** start **
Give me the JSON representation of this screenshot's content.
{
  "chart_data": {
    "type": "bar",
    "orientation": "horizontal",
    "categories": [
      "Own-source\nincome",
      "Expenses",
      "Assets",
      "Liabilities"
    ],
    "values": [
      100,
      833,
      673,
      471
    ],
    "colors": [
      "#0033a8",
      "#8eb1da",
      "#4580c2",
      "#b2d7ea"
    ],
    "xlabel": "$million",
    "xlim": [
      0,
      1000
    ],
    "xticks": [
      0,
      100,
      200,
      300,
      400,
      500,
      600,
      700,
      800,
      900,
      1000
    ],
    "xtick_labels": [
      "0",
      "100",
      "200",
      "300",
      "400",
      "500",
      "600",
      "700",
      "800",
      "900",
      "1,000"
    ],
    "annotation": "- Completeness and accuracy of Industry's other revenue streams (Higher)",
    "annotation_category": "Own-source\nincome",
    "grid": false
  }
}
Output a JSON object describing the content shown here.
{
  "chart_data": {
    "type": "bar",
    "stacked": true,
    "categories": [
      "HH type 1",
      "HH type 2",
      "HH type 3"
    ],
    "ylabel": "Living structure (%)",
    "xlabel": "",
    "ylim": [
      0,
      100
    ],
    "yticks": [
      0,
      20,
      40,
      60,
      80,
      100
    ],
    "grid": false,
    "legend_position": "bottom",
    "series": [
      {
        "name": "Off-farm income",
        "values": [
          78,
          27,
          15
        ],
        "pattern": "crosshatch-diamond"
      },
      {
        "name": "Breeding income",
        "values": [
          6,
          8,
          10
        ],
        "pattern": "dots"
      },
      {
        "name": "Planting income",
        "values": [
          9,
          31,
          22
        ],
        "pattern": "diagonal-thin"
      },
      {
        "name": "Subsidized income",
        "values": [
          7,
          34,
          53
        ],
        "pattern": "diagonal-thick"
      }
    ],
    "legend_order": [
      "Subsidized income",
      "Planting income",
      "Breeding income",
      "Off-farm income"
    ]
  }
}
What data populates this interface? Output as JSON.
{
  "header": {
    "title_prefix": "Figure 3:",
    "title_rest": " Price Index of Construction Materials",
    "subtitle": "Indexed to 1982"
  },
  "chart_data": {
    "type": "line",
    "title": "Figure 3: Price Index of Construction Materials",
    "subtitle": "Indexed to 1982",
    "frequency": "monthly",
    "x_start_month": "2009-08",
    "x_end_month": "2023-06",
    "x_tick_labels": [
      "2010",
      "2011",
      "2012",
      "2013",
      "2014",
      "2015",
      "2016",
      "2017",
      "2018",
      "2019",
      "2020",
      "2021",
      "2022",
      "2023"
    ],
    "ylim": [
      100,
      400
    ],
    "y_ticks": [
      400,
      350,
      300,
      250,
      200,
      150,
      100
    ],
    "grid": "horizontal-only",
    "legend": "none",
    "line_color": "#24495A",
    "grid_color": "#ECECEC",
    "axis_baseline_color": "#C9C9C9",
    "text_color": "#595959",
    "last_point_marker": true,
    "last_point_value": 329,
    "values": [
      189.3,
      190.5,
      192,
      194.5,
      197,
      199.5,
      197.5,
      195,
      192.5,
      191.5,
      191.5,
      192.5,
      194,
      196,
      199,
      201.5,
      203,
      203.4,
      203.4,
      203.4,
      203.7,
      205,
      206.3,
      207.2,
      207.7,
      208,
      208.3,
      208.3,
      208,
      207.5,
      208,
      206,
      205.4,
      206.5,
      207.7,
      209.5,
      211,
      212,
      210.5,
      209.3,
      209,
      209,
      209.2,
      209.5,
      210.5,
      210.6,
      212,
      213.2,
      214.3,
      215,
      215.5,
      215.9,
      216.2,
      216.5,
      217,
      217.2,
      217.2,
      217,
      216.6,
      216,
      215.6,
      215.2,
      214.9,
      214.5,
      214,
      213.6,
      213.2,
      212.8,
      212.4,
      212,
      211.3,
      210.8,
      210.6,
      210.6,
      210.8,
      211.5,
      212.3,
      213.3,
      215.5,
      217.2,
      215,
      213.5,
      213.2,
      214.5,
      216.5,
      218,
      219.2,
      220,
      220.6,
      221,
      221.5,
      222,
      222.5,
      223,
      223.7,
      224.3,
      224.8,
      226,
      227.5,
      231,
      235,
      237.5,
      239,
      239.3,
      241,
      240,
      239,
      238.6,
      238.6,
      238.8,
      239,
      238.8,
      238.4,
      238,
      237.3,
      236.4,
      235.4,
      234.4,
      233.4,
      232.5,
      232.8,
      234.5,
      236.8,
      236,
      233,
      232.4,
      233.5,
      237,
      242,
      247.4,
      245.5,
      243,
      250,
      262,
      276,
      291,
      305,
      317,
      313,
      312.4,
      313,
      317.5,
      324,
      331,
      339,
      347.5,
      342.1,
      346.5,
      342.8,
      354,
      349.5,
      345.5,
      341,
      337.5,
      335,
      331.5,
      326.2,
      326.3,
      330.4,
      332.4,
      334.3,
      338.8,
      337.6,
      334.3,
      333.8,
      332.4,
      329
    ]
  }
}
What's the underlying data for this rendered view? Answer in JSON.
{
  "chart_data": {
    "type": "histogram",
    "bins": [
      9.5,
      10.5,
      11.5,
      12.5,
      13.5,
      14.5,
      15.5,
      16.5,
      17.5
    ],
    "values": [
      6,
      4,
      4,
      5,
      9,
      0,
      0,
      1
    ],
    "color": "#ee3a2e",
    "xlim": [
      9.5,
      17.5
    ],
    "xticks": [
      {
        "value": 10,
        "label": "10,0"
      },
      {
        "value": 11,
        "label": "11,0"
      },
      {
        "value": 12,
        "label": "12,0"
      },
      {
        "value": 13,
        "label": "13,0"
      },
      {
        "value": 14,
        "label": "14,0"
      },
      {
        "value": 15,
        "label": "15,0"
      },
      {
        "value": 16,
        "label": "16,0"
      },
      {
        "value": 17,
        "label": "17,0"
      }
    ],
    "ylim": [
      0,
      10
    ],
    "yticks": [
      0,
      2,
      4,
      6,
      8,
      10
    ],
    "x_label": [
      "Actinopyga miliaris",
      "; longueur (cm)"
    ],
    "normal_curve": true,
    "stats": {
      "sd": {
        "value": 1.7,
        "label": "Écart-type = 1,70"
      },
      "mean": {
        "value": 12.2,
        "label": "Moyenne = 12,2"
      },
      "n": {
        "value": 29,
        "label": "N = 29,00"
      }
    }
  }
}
** end **
WORK INSTRUCTIONS
Give a single number: the count of lines above that include the word "diagonal".

PROBLEM SOLUTION
2